DOCUMENT EXCERPT
------------------------------------------------------------
These factions – the Free People – fight each other over resources, land, and Elex, but they all share a common enemy: the Albs. The Albs are ex-Clerics who decided they should use Elex by consuming it directly into their bodies, making them very strong at the cost of their emotions and skin pigmentation. They use the most advanced technology of Magalan and work blindly under the command of the Hybrid, an ancient being that wants to gather all the Elex of the planet to achieve a new state of evolution for the Albs.

== Plot ==
Jax, the protagonist, is an Alb Commander on a special mission. His aircraft is shot down by an unknown enemy and then crashes over a mountain. He is knocked out for days, in which time most of the Elex clears out of his body, leaving him weak and alone in an unknown location and with a now-free mind. He tries to find out what happened to him and who attacked him. In doing so, he gets involved in the larger problems troubling the inhabitants of Magalan. A key mechanic is whether the player decides to be a cold person (logical and practical) who keeps his Alb personality and goals, or more emotional, by showing passion and helping the Free People for more ideological and altruistic reasons.

In exploring the world, Jax discovers through audio logs and old documents that the pre-impact government had predicted the comet's impact and secretly commissioned a project called Operation Calaan. This project, under the leadership of a Dr. Dawkins, sought to prevent extinction by taking a select number of people into space on a rocket nicknamed "Calaan". The rocket since became mythologized as a deity by the Clerics, who are unaware of its true nature. The operation failed due to mismanagement and general panic, and the rocket never launched.

After gaining allies, resolving inter-faction conflicts and beating back the Alb invasion, Jax finally confronts the Hybrid. He discovers that the Hybrid is actually the former Dr. Dawkins. He had sealed himself in a protective chamber and survived the blast itself, but was affected by the Elex. A mysterious and highly advanced alien species spoke to him through the Elex and told him to prepare the world for their arrival. He and his chosen Albs thus sought to find and consume all Elex at all costs so that they may "evolve" and be allowed to survive.

Eventually Jax manages to defeat the Hybrid. Before doing so however, the Hybrid is able to send an unknown signal into space. A strange, large shape appears in the sky as Jax resolves to prepare the world for the arrival of the aliens.
------------------------------------------------------------
ASSIGNED TASK A
Do these statements agree with the plot summary? (i) The Albs take Elex directly into their bodies. (ii) The rocket called "Calaan" launched successfully. (iii) The Hybrid turns out to be the former Dr. Dawkins. Answer yes or no for each, quoting the words from the plot summary that decide it.
ASSIGNED TASK B
Can you shorten the paragraph of the plot summary beginning "In exploring the world" while keeping its main facts?
ASSIGNED TASK C
What does the plot summary say from "Eventually Jax manages" to "of the aliens."? Quote it verbatim.
The records have no connection to the plot summary.

Dataset records:
------------------------------------------------------------
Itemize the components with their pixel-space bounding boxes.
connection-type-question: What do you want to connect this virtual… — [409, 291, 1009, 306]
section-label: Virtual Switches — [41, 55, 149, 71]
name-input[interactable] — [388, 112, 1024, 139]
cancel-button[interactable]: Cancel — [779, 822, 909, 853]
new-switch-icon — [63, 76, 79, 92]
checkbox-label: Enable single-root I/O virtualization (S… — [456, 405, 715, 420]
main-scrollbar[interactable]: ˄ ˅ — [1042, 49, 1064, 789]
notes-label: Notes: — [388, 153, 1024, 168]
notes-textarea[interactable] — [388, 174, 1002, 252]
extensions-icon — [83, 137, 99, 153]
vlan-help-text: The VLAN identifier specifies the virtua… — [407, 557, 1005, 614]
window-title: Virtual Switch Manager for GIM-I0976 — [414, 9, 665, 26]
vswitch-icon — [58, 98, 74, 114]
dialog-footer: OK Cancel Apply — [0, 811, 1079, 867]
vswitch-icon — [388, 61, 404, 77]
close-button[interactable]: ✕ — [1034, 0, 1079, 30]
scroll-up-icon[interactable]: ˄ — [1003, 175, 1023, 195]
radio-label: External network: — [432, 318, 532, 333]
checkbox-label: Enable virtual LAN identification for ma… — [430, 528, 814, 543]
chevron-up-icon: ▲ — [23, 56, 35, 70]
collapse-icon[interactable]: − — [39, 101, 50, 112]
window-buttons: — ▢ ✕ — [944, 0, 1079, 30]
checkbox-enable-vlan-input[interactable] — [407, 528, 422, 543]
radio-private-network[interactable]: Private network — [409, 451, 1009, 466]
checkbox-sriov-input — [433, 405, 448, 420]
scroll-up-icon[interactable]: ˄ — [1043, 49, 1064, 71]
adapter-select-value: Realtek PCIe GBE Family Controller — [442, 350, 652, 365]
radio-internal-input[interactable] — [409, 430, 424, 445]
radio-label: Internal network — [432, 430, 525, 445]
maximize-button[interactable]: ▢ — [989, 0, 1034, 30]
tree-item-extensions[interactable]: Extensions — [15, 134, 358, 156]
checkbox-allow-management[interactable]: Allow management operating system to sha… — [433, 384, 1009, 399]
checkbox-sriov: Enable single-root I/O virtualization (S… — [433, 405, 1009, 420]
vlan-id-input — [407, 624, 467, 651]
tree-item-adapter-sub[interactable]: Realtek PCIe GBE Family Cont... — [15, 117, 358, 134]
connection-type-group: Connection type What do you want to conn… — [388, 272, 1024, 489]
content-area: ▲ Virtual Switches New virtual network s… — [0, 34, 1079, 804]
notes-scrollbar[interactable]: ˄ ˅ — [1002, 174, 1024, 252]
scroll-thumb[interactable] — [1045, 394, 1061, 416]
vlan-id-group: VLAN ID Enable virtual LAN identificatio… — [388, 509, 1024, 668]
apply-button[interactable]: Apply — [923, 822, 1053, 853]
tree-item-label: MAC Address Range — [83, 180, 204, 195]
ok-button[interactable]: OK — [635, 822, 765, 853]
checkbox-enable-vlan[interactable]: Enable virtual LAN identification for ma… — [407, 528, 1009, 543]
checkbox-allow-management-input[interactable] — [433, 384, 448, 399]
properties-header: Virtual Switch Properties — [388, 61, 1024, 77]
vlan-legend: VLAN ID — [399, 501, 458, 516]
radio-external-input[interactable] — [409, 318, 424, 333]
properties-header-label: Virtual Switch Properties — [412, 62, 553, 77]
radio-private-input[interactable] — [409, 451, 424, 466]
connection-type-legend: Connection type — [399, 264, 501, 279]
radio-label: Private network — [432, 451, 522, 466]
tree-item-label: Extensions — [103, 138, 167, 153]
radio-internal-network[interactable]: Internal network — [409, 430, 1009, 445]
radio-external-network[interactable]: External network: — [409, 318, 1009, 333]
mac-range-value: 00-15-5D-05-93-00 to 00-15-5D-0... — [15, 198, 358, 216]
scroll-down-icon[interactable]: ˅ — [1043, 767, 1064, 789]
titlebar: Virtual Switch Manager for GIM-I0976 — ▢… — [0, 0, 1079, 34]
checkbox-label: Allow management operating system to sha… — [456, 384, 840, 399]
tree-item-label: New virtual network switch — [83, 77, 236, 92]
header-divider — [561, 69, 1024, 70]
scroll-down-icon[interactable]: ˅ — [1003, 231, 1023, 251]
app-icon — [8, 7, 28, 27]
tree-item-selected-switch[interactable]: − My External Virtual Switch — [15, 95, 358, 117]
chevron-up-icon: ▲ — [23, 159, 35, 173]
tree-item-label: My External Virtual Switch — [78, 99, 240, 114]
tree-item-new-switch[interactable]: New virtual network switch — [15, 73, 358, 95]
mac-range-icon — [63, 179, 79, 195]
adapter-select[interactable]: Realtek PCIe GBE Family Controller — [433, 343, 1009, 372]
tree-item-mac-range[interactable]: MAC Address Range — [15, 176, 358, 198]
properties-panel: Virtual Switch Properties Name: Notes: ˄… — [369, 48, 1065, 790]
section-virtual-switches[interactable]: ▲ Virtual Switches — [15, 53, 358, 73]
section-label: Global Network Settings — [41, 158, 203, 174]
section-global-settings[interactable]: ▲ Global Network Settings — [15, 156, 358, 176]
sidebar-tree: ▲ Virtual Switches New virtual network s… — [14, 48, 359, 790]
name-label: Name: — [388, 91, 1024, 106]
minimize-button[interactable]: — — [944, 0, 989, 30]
------------------------------------------------------------
TASK RESULT A
(i) Yes: "consuming it directly into their bodies"
(ii) No: "the rocket never launched"
(iii) Yes: "the Hybrid is actually the former Dr. Dawkins"

TASK RESULT B
Through audio logs and old documents, Jax learns that the pre-impact government foresaw the comet's impact and secretly started Operation Calaan. Led by Dr. Dawkins, it aimed to avert extinction by sending selected people into space on a rocket nicknamed "Calaan." The Clerics, unaware of what it really is, came to worship the rocket as a deity. Mismanagement and general panic doomed the operation, and the rocket never launched.

TASK RESULT C
Eventually Jax manages to defeat the Hybrid. Before doing so however, the Hybrid is able to send an unknown signal into space. A strange, large shape appears in the sky as Jax resolves to prepare the world for the arrival of the aliens.